(THE TASK): Every line containing the word "Depositar" needs to be found and copied.

START DATA PROVIDED

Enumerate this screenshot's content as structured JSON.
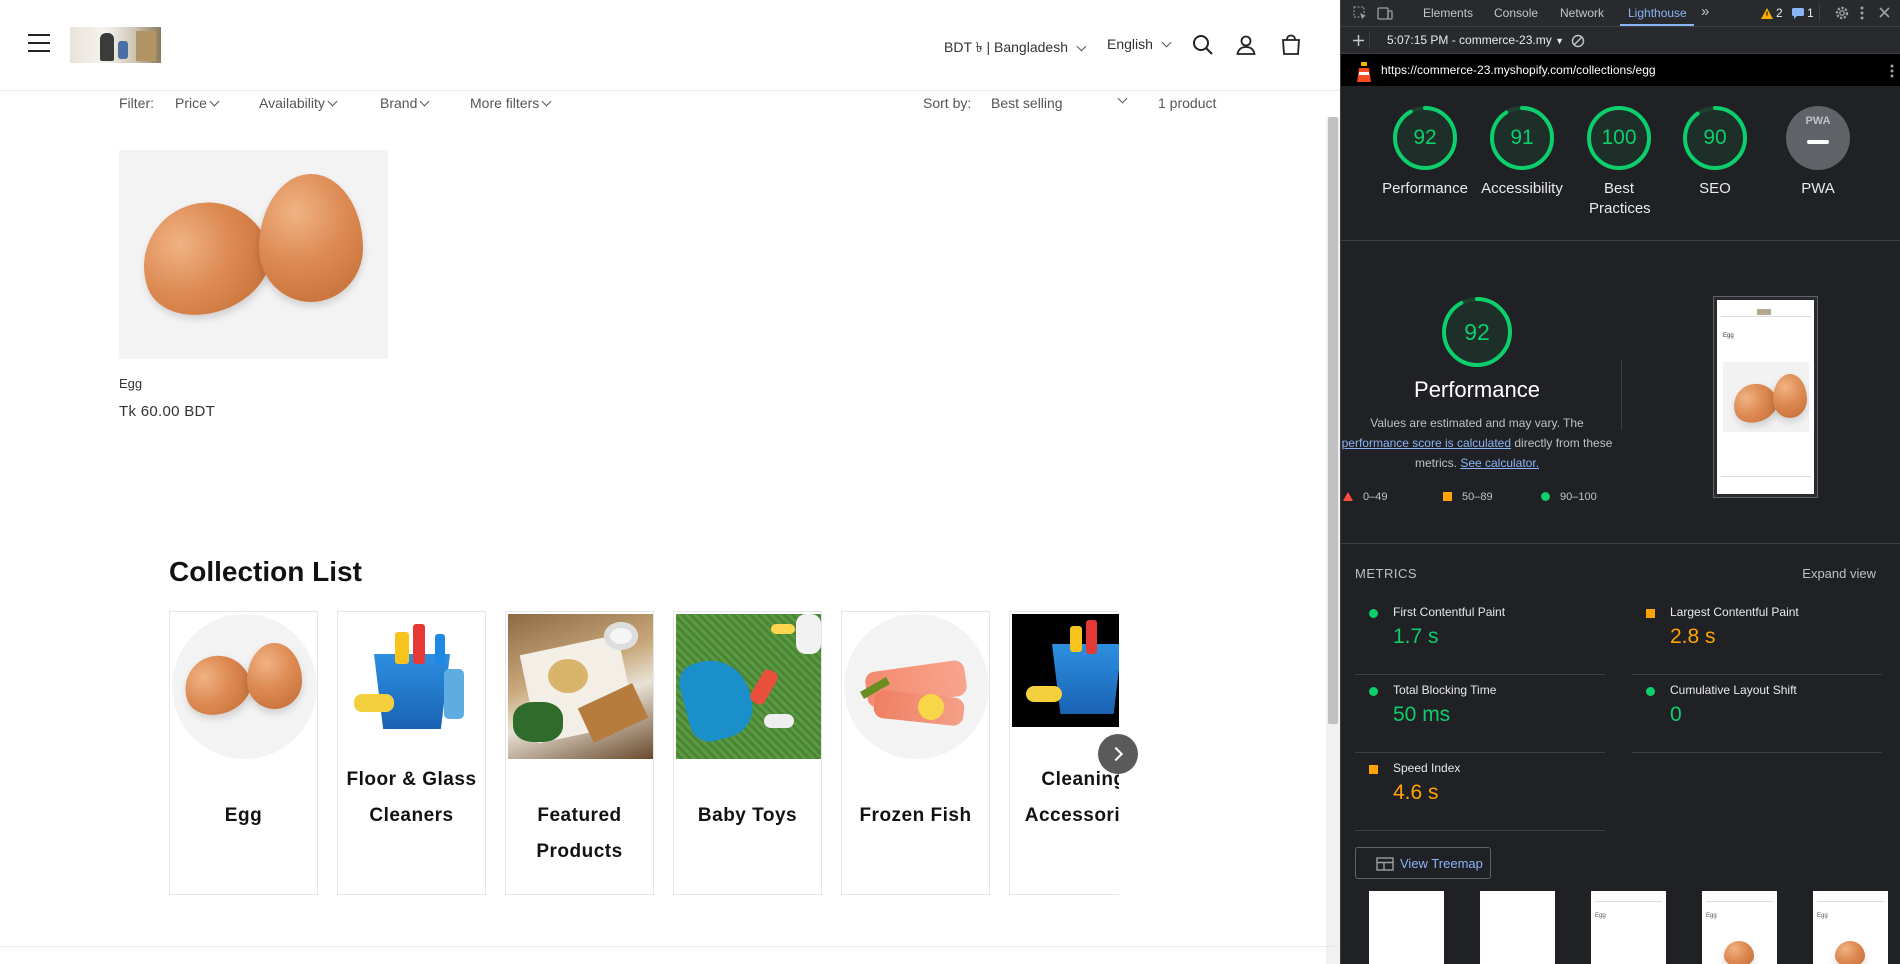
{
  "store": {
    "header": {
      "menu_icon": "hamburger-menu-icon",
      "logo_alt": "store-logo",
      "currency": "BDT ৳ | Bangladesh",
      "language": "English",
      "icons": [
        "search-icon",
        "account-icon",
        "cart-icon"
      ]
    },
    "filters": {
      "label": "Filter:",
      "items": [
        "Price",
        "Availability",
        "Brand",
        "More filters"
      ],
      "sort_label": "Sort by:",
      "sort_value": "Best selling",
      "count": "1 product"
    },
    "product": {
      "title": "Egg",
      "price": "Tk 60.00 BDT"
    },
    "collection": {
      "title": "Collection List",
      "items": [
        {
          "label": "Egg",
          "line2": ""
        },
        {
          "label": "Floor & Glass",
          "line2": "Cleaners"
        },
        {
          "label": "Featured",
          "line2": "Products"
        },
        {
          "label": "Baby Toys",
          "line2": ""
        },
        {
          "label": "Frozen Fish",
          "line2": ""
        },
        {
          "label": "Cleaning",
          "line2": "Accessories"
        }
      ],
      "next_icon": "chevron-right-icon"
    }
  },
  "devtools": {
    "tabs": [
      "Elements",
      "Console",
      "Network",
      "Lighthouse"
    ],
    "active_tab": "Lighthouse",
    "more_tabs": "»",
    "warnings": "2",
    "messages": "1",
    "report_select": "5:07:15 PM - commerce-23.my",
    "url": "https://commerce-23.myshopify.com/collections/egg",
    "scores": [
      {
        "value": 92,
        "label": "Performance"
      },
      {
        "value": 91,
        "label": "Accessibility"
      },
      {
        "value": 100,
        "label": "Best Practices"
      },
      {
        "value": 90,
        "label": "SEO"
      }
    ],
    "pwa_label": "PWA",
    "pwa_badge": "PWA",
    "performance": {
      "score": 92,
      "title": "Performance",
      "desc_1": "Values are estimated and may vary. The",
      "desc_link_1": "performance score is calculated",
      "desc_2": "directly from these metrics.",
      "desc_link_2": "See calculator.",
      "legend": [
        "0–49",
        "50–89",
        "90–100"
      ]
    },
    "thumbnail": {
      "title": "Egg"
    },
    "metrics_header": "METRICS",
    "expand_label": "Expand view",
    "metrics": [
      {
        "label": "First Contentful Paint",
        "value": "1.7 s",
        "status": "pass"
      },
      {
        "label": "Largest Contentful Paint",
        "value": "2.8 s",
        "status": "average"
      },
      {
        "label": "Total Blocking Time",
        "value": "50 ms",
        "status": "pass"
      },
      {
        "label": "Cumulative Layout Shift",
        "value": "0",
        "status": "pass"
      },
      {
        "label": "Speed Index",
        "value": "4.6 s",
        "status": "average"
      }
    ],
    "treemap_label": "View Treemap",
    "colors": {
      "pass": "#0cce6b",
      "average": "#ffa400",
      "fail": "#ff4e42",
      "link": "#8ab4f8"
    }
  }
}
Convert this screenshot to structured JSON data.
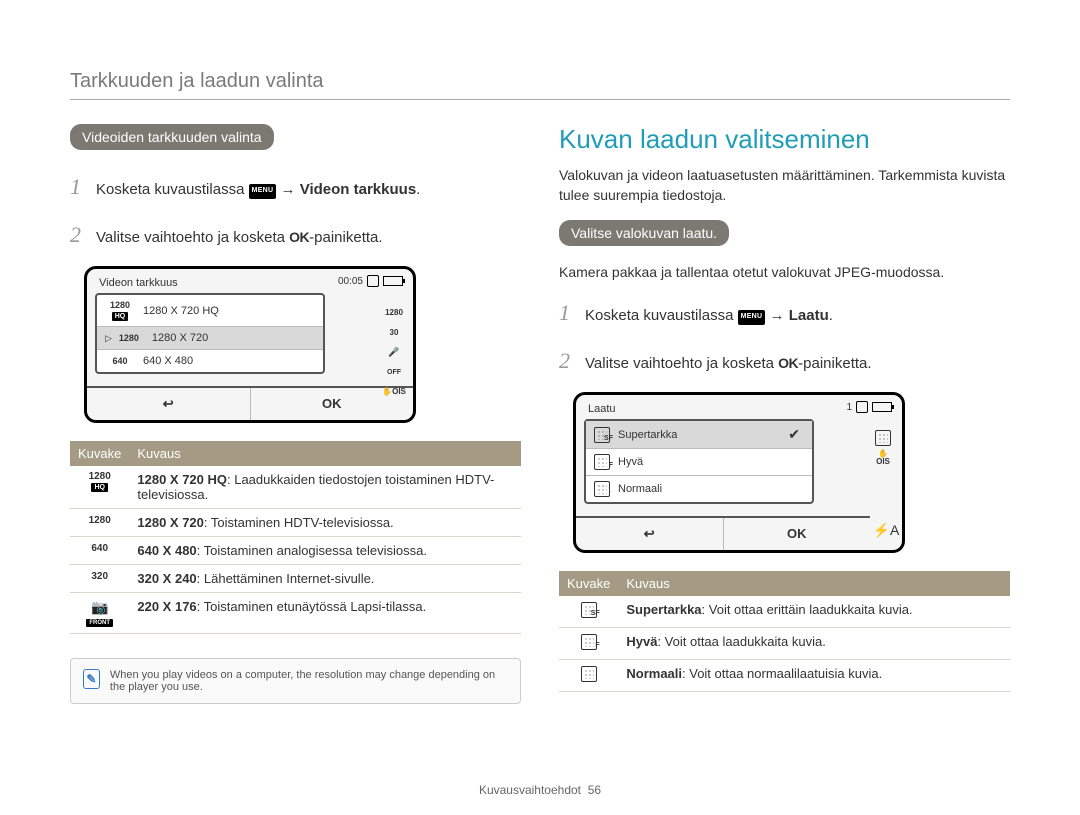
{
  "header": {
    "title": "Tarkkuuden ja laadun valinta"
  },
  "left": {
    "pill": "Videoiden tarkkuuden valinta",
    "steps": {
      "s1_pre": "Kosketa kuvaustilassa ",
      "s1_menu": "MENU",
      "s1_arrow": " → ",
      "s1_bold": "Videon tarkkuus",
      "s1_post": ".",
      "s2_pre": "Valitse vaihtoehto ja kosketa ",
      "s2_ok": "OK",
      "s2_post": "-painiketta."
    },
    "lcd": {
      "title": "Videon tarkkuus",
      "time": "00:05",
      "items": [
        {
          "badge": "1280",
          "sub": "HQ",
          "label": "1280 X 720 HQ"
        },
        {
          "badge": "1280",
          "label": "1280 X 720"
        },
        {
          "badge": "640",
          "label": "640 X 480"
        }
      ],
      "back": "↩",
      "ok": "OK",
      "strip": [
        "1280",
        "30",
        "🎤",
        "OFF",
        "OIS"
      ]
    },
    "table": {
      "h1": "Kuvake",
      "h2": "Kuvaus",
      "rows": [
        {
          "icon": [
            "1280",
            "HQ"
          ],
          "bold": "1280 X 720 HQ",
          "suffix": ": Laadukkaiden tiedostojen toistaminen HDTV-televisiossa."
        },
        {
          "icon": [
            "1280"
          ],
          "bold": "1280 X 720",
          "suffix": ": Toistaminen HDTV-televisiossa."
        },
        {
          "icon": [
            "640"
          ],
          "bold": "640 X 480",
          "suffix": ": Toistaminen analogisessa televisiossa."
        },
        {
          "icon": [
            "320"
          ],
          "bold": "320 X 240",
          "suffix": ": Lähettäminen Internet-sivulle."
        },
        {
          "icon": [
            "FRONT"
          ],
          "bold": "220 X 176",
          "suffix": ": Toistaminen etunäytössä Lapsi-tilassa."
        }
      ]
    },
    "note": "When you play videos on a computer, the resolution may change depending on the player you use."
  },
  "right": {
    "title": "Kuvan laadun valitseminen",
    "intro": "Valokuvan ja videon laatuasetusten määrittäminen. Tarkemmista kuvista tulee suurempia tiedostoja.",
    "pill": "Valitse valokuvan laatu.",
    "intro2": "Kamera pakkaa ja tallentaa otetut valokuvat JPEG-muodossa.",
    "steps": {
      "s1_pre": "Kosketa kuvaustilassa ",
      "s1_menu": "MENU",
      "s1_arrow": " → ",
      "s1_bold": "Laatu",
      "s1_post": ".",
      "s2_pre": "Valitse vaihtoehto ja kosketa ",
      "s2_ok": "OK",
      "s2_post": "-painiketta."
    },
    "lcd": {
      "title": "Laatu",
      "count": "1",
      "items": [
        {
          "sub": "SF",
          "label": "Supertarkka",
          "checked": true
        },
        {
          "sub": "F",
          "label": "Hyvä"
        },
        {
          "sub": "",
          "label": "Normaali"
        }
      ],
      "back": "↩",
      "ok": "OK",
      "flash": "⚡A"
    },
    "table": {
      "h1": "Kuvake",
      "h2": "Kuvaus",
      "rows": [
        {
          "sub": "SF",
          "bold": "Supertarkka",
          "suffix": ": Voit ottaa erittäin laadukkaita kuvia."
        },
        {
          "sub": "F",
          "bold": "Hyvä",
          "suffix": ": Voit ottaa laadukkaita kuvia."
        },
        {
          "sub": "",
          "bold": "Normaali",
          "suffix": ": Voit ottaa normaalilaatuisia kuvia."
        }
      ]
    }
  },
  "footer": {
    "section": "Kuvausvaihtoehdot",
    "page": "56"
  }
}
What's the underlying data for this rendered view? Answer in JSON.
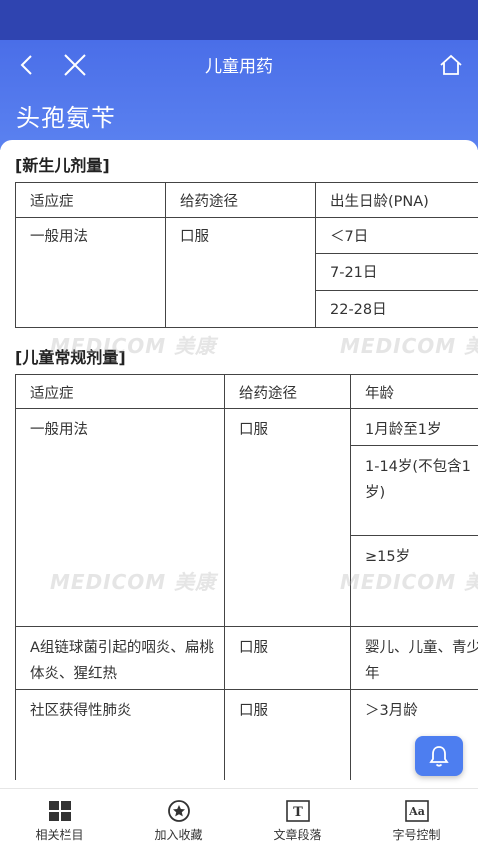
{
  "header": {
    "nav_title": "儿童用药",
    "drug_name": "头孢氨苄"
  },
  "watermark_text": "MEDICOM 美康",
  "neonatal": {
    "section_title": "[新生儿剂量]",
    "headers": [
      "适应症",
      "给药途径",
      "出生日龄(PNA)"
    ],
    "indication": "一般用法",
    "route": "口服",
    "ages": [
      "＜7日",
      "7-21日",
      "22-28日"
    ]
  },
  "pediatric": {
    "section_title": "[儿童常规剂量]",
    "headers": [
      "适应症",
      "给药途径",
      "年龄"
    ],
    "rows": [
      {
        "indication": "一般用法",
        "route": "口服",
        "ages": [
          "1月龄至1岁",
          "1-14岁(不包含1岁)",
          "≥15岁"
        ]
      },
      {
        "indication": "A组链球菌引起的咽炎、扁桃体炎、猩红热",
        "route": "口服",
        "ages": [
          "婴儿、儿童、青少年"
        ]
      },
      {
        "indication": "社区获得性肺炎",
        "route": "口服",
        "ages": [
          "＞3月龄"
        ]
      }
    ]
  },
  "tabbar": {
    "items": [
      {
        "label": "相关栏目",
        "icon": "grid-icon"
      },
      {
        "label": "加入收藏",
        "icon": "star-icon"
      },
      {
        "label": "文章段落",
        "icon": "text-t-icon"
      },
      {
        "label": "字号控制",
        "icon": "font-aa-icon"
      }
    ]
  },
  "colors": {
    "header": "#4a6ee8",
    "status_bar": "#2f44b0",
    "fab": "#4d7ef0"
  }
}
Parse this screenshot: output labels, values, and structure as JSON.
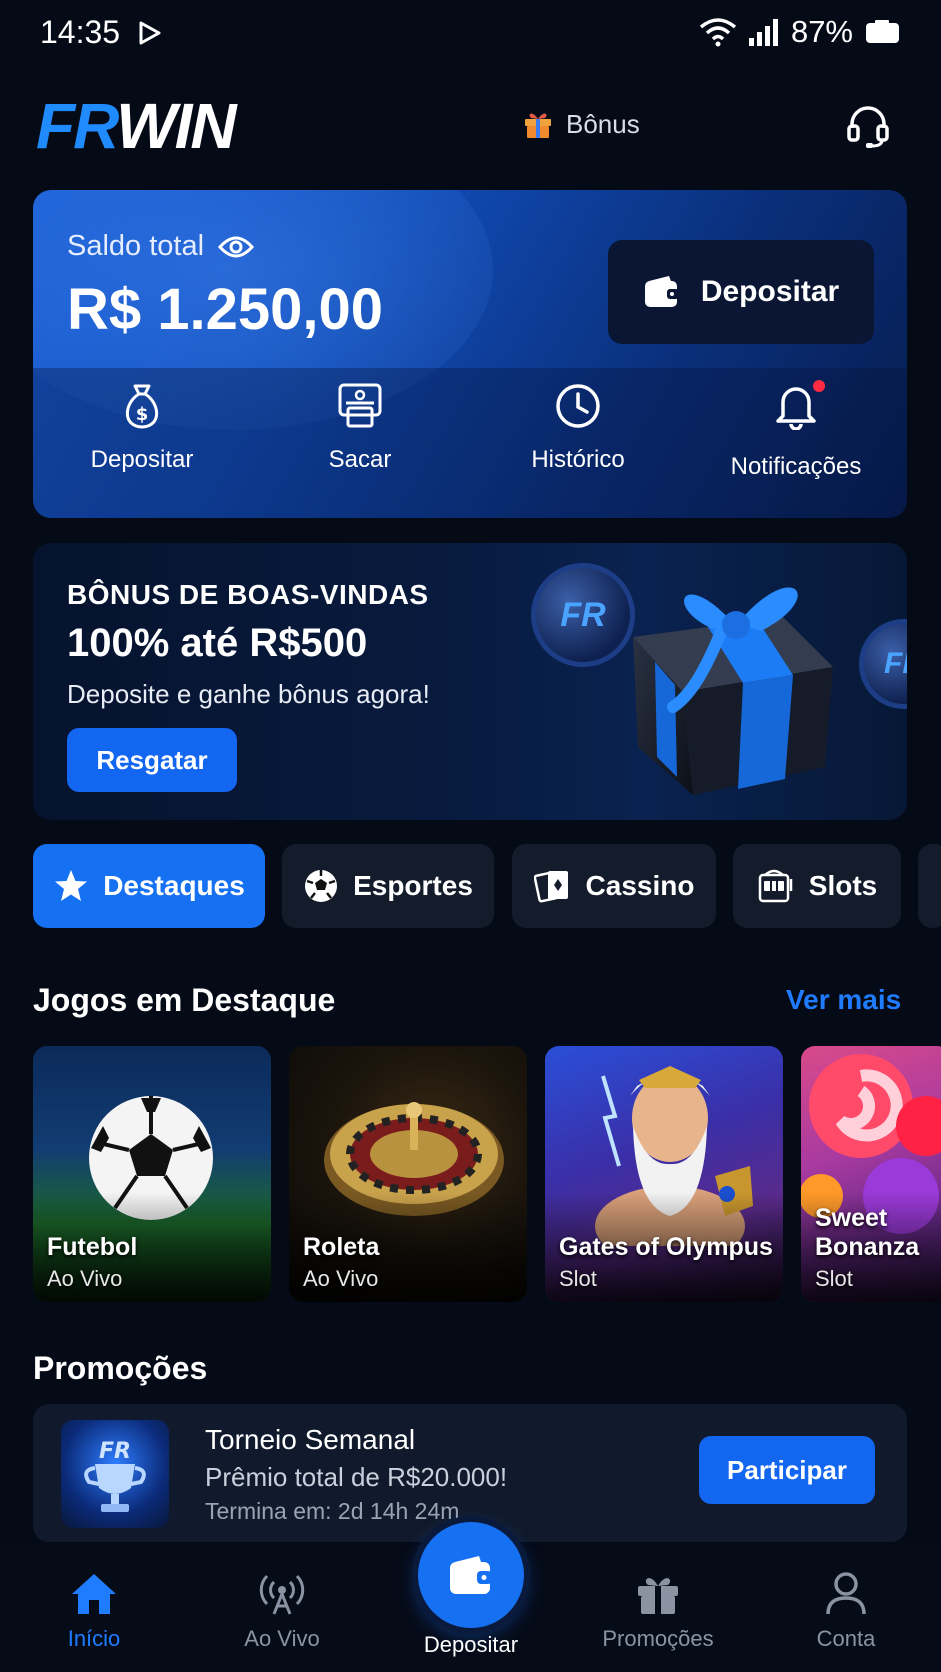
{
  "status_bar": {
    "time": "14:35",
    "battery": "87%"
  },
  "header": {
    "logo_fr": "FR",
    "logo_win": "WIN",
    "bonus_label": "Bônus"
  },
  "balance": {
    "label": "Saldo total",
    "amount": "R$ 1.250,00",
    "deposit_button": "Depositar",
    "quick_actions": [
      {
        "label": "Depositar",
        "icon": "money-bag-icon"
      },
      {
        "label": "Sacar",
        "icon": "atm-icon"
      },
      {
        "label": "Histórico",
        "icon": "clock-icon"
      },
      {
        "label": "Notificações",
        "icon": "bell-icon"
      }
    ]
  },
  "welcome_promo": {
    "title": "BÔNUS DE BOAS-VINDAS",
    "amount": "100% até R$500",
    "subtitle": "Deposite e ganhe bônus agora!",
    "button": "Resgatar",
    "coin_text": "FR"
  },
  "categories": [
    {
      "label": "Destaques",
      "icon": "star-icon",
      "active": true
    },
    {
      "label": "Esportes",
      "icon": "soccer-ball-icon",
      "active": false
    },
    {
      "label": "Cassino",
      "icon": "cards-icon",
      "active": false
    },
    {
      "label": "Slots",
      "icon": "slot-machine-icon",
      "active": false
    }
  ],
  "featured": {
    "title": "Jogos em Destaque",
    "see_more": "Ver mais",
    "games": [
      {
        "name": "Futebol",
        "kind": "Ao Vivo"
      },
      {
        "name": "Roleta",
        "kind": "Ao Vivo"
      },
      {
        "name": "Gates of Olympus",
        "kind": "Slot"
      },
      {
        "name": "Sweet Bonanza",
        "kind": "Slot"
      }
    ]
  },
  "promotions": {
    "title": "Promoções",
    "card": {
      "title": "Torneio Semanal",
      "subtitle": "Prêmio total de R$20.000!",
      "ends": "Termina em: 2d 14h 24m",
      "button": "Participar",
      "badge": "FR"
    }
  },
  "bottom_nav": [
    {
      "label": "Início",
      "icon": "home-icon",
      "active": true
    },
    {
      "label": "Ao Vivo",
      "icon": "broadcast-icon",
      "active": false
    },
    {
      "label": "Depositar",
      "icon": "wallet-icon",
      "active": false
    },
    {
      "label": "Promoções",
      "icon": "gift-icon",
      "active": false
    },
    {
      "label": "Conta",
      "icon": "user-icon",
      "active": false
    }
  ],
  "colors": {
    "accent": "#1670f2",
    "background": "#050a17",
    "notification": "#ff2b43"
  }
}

END DATA PROVIDED

(FINISHED ANSWER):
    "deposit_button": "Depositar",
        "label": "Depositar",
      "label": "Depositar",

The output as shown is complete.